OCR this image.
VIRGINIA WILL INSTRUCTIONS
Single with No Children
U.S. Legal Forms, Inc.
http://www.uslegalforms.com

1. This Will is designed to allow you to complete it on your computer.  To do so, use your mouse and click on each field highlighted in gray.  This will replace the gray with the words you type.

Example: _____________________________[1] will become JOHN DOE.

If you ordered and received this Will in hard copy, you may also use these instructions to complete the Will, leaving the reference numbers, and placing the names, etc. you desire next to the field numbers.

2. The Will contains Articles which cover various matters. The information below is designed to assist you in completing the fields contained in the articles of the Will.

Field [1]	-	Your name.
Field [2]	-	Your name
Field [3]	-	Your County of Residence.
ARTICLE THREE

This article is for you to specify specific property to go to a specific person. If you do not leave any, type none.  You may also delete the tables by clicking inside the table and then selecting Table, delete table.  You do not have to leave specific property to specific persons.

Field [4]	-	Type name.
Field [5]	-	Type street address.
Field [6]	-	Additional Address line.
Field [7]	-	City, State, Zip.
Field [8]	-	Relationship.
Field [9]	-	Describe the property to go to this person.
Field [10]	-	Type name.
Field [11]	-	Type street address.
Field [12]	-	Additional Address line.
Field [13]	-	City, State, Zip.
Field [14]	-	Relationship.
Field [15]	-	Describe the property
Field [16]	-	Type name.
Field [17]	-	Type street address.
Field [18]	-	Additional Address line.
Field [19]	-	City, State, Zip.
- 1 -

Work instructions:
In the lines above, locate the string "State". Copy every line where it occurs.

Result:
Field [7]	-	City, State, Zip.
Field [13]	-	City, State, Zip.
Field [19]	-	City, State, Zip.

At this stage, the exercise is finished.